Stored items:
BEGIN
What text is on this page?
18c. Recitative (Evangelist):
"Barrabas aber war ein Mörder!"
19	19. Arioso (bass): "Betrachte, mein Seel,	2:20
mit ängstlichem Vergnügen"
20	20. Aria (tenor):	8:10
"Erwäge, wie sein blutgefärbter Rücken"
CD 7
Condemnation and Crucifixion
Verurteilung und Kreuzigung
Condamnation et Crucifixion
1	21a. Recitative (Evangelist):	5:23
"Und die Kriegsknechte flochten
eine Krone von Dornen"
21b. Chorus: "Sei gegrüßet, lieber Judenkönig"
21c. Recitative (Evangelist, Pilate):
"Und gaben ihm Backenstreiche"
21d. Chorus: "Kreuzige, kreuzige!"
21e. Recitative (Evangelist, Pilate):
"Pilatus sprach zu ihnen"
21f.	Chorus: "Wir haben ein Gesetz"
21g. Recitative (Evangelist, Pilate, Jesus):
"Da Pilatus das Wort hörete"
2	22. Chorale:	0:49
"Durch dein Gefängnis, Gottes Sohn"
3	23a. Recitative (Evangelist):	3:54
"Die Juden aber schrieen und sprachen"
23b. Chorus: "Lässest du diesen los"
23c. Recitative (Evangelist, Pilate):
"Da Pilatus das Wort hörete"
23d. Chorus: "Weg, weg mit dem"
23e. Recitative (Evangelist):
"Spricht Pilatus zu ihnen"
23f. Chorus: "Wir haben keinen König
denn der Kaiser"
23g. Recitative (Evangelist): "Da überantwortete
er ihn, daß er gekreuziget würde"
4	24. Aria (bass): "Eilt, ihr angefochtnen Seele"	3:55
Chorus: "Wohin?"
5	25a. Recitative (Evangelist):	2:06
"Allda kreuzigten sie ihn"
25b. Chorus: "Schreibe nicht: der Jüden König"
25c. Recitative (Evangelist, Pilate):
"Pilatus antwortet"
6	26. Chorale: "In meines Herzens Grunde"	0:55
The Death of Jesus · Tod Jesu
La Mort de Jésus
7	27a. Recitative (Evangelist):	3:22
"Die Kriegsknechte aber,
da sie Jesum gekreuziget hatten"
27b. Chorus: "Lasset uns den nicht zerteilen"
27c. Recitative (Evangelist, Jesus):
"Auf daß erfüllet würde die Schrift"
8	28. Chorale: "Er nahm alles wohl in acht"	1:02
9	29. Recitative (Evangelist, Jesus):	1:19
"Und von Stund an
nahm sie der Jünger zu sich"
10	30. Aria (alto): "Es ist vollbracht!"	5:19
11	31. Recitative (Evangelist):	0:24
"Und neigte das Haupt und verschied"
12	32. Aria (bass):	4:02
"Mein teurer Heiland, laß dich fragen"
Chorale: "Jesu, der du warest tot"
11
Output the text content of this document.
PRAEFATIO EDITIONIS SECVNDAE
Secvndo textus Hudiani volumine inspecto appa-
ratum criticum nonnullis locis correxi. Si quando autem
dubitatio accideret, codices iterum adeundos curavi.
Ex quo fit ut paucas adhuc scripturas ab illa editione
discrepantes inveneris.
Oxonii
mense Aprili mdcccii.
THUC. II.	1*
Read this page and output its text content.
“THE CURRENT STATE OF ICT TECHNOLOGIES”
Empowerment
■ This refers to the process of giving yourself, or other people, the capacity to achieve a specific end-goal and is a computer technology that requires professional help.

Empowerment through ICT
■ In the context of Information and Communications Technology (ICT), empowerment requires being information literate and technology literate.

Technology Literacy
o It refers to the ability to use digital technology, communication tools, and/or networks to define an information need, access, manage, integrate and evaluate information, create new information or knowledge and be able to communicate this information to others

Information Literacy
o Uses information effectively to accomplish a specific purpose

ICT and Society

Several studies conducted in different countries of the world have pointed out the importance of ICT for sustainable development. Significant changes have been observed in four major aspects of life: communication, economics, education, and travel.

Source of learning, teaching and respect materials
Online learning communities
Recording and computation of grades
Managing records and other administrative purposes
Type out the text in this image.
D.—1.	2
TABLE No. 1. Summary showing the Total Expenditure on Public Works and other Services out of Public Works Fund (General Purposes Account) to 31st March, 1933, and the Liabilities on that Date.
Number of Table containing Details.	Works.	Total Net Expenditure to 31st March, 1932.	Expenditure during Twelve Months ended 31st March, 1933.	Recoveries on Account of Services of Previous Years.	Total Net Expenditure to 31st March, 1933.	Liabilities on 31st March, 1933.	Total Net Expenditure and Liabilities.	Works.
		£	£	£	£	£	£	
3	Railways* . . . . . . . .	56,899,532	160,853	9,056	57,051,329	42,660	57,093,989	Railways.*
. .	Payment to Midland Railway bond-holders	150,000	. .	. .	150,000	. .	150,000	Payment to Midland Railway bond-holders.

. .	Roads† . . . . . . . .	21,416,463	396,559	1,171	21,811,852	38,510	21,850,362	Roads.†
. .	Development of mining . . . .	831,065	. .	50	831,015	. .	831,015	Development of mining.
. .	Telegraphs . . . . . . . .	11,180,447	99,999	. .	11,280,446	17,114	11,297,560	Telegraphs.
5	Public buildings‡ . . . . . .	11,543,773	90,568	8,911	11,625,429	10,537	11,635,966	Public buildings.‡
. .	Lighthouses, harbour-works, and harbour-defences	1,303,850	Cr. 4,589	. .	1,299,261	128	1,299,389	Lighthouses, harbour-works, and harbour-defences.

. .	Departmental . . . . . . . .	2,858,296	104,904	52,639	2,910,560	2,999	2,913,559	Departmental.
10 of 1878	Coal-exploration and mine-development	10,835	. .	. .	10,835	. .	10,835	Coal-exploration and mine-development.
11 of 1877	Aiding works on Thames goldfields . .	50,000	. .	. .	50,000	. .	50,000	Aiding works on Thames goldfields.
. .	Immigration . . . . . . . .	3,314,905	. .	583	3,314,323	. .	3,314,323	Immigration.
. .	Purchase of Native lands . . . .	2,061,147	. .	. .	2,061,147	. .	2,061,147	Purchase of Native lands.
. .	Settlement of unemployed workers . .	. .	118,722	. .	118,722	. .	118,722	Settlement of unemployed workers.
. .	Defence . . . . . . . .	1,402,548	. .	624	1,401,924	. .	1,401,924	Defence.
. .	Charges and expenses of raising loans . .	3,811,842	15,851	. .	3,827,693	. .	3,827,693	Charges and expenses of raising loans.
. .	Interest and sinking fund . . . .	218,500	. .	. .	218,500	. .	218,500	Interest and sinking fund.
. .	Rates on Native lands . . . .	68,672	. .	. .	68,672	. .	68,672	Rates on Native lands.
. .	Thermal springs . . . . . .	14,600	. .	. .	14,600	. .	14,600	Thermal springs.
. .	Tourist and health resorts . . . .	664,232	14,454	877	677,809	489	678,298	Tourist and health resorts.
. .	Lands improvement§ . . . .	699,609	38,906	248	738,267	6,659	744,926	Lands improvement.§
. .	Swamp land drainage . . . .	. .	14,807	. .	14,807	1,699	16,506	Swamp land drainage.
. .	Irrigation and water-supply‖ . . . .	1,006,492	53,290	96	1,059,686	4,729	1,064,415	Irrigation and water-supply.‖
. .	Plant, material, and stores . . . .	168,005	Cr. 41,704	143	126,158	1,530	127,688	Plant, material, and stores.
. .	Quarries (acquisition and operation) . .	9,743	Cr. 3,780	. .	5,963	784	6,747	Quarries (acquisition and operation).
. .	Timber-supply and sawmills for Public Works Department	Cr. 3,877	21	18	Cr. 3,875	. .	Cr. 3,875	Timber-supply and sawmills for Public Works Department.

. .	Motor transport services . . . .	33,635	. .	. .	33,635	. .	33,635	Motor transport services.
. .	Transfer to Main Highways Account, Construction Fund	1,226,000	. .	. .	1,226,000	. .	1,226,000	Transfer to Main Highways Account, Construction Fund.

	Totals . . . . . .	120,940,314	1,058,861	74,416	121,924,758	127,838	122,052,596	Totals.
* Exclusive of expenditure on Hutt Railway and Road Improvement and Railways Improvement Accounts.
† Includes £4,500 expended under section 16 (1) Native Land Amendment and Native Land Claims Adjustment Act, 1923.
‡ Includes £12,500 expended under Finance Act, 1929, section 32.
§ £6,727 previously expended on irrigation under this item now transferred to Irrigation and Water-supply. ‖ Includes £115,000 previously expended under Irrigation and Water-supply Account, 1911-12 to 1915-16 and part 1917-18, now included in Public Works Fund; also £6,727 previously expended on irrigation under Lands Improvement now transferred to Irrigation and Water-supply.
END
→ WHAT IS NEEDED
Check all the records above and select each line where the string "Railways" is found.

→ PROBLEM SOLUTION
3	Railways* . . . . . . . .	56,899,532	160,853	9,056	57,051,329	42,660	57,093,989	Railways.*
* Exclusive of expenditure on Hutt Railway and Road Improvement and Railways Improvement Accounts.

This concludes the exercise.